Saved entries

○ ○ ○ ○

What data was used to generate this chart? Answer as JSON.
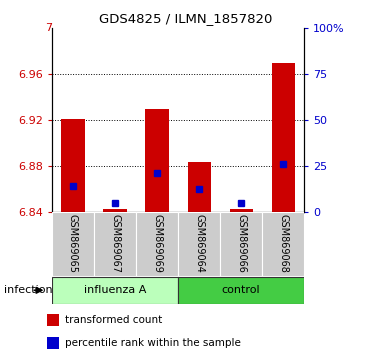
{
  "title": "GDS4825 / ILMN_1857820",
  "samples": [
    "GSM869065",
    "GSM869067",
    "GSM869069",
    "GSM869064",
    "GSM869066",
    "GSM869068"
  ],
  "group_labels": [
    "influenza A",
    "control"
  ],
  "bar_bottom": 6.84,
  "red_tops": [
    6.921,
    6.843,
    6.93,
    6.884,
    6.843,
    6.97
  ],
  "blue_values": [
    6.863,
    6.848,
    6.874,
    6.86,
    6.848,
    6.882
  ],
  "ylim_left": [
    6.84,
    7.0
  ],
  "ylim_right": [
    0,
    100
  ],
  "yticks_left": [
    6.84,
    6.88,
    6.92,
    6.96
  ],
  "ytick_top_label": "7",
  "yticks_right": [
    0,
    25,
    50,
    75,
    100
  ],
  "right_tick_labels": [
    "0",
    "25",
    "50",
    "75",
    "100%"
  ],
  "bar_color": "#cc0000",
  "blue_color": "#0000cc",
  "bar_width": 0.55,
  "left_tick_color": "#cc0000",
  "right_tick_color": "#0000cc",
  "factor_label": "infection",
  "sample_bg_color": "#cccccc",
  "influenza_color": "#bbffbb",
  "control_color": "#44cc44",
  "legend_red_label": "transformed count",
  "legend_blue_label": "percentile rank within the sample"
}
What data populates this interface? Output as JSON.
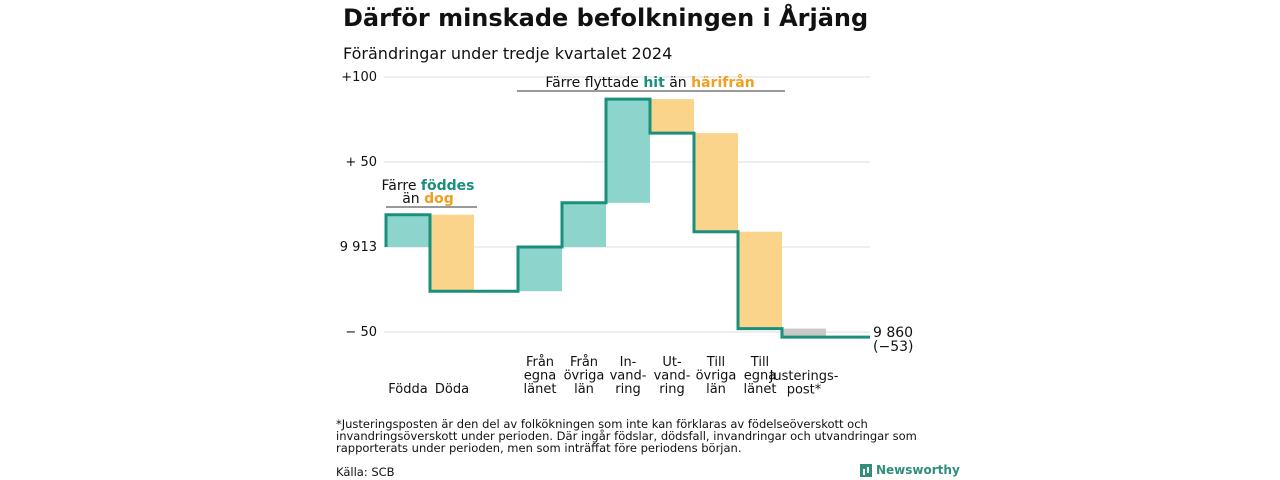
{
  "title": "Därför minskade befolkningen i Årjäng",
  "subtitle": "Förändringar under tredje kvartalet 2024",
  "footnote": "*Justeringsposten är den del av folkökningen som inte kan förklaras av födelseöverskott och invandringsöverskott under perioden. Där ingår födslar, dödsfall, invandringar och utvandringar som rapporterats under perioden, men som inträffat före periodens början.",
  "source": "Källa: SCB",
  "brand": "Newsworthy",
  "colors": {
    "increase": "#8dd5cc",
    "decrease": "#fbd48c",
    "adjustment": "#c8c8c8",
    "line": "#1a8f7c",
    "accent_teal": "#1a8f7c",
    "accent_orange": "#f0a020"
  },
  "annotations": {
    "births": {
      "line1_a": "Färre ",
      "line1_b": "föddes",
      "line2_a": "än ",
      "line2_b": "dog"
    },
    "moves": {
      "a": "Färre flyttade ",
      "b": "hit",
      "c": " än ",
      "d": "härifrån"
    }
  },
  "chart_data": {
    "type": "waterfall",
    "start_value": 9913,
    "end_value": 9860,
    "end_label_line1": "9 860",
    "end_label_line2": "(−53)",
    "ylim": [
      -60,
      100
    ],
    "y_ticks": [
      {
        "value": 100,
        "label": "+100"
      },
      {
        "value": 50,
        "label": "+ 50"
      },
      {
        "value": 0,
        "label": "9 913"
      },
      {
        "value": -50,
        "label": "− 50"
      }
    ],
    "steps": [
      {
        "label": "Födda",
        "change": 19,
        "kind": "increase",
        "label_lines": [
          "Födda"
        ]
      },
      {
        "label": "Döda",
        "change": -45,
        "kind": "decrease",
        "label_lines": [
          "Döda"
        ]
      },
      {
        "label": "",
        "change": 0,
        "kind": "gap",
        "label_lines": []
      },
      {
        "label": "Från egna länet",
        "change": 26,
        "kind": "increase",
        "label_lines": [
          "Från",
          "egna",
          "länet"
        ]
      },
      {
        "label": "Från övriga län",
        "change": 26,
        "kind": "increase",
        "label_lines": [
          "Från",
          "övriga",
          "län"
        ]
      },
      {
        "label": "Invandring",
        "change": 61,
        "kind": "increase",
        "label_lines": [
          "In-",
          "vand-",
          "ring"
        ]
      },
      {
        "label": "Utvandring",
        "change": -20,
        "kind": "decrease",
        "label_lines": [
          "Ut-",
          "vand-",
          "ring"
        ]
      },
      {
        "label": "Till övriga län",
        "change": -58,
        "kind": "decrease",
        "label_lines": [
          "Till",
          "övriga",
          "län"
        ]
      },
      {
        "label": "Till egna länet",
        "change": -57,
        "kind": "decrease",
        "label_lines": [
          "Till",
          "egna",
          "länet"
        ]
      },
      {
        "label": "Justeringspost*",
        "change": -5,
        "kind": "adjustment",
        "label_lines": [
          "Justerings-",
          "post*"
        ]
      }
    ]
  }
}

○ ○ ○ ○

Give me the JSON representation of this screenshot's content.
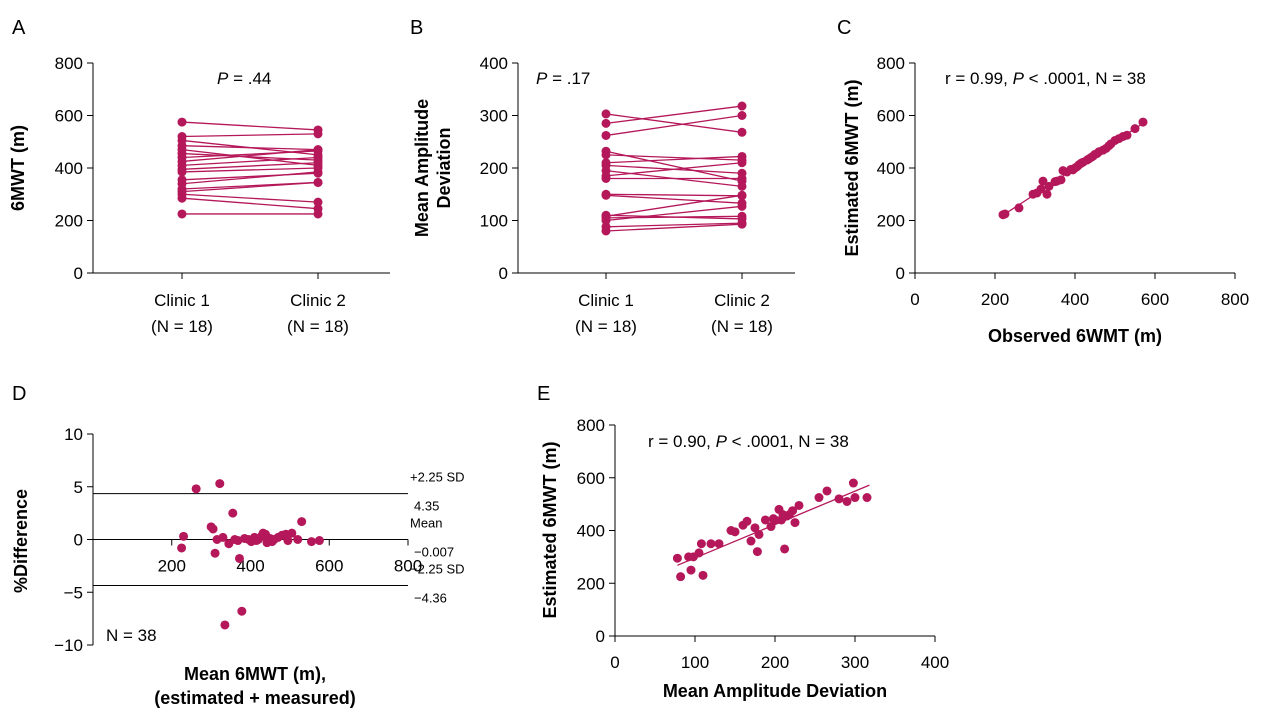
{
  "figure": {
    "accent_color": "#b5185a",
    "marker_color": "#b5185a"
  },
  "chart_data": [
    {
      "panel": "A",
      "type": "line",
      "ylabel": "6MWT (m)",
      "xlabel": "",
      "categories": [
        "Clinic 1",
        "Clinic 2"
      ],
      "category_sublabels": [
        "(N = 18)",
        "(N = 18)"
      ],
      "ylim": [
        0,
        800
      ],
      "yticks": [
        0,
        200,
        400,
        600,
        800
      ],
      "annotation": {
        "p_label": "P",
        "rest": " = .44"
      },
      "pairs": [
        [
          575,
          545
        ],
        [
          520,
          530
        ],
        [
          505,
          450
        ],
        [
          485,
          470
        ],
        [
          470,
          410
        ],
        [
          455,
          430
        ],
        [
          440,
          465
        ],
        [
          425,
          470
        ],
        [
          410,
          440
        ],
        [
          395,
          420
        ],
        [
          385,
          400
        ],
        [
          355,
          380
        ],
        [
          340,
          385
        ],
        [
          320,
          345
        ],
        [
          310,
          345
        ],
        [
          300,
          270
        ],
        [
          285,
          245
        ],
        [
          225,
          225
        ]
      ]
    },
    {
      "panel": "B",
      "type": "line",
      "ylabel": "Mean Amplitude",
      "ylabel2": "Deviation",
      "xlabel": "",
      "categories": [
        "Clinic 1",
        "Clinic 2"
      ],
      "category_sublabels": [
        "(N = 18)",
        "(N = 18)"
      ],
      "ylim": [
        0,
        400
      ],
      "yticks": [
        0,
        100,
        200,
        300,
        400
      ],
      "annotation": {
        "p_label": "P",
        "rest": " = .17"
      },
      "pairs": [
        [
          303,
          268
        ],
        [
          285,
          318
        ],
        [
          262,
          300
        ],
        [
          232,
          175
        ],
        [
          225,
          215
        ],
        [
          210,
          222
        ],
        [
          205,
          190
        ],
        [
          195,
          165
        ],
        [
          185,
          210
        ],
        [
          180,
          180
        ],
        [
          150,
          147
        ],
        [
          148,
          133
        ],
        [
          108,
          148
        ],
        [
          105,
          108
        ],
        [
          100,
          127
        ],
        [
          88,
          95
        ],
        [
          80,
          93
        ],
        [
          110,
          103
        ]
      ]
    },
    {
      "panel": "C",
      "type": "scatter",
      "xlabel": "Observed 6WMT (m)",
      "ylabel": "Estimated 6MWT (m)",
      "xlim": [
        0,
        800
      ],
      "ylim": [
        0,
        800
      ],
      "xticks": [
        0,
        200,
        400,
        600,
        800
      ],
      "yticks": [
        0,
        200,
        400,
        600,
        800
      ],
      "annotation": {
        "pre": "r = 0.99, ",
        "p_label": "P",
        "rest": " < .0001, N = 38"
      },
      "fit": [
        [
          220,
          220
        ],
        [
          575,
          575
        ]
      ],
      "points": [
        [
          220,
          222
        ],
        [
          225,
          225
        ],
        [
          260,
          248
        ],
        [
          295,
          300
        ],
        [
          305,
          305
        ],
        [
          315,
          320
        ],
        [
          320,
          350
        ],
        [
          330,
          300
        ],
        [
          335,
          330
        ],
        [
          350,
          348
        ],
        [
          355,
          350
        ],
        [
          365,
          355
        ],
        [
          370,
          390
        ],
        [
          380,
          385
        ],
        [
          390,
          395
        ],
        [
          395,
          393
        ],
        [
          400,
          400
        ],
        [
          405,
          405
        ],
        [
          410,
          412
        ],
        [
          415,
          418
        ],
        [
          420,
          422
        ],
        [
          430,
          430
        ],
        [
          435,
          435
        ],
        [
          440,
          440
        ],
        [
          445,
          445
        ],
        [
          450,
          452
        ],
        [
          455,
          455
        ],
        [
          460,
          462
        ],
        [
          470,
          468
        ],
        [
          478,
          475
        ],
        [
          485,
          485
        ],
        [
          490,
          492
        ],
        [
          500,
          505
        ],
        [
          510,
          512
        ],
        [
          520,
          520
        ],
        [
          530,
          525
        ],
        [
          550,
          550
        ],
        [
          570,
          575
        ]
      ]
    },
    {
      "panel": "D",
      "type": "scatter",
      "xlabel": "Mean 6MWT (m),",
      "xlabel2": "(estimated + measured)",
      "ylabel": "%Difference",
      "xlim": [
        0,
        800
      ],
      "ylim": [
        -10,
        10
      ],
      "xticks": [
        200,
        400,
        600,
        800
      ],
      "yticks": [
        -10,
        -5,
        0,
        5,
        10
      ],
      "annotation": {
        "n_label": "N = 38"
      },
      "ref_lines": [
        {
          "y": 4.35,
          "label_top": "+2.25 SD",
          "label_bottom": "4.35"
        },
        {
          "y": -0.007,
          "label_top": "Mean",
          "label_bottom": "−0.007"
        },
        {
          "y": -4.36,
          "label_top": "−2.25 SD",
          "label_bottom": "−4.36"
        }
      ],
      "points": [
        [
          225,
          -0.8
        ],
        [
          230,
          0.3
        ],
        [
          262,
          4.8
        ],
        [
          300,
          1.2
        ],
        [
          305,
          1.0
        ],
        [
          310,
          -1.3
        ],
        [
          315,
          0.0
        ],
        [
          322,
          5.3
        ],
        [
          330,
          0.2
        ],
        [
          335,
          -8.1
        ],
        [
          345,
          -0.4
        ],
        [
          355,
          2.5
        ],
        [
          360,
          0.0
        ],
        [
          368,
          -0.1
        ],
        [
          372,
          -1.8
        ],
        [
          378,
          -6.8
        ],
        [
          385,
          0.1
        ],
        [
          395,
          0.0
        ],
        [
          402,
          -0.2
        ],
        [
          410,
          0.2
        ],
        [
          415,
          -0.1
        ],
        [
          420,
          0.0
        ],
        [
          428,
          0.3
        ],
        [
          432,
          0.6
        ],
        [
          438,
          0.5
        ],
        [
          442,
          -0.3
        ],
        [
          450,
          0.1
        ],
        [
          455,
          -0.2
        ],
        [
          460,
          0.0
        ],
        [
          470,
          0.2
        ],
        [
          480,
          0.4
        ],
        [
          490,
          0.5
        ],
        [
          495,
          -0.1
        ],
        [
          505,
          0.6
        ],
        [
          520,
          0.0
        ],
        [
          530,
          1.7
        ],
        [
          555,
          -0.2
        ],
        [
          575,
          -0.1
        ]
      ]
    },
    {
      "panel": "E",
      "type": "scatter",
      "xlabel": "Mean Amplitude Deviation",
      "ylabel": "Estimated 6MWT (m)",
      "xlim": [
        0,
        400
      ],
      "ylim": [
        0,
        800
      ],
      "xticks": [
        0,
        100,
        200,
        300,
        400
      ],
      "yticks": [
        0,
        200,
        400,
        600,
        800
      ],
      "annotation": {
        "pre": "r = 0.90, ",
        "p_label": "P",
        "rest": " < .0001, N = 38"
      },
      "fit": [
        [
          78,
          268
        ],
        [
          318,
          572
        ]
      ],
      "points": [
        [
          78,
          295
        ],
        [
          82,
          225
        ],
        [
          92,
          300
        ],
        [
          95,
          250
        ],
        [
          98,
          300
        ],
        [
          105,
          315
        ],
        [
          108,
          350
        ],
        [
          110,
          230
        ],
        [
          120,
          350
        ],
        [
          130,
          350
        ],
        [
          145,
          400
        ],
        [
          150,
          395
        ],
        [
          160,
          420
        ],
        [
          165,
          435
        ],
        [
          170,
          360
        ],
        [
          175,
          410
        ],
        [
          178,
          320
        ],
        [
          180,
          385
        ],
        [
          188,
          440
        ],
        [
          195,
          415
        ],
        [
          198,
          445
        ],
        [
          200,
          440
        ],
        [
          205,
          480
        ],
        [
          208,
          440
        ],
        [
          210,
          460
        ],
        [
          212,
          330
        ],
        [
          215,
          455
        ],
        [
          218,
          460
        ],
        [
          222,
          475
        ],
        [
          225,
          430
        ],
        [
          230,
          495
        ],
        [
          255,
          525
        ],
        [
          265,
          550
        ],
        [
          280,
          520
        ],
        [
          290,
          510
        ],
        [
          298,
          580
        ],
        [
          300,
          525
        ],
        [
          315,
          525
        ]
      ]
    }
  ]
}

○ ○ ○ ○

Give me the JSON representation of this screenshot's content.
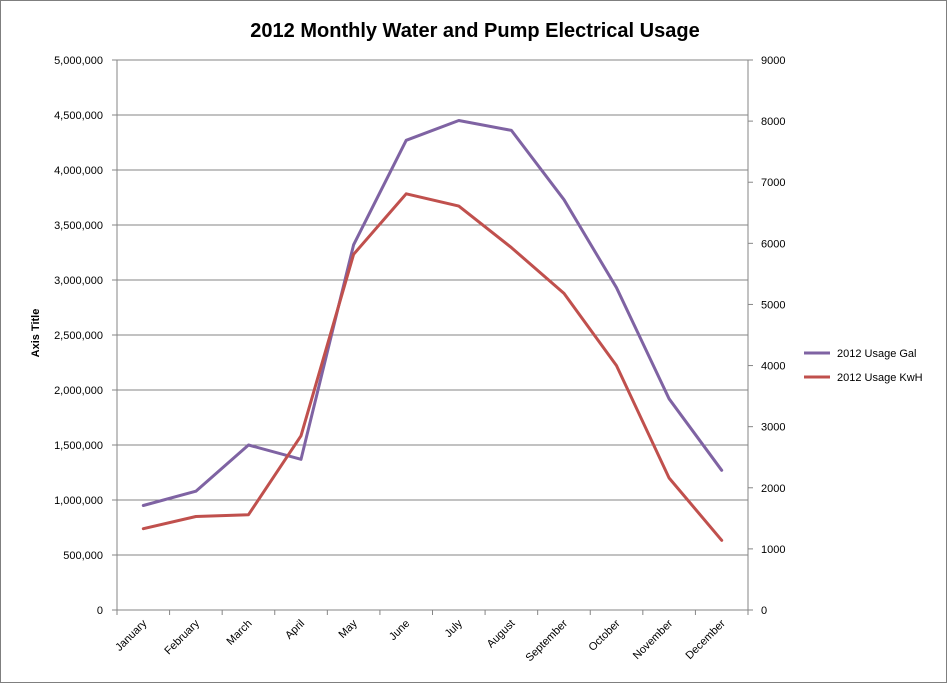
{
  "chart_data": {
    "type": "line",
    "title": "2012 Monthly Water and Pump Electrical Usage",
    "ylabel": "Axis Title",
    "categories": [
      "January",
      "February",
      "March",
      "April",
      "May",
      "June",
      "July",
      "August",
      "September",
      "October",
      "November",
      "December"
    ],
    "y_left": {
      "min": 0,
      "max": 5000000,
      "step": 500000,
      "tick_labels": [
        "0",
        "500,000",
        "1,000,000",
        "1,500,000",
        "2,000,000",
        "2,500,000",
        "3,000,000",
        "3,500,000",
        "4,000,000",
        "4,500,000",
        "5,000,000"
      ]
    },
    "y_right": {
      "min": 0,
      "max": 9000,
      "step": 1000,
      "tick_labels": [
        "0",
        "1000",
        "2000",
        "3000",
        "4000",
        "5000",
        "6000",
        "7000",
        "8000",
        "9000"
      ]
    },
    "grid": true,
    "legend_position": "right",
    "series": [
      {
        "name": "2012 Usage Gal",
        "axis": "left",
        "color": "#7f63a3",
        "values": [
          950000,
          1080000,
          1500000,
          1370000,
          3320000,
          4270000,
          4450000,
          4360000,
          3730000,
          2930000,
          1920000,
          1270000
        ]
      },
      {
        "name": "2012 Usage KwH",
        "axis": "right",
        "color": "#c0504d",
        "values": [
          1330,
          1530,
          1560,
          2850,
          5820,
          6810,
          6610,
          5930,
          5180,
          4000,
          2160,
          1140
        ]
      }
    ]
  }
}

○ ○ ○ ○

▶ **DIRECTIONS**:
Of the lines in the records, how many contain the word "under"? Answer with the number and nothing else.

▶ **RESULT OF THIS EXERCISE**:
2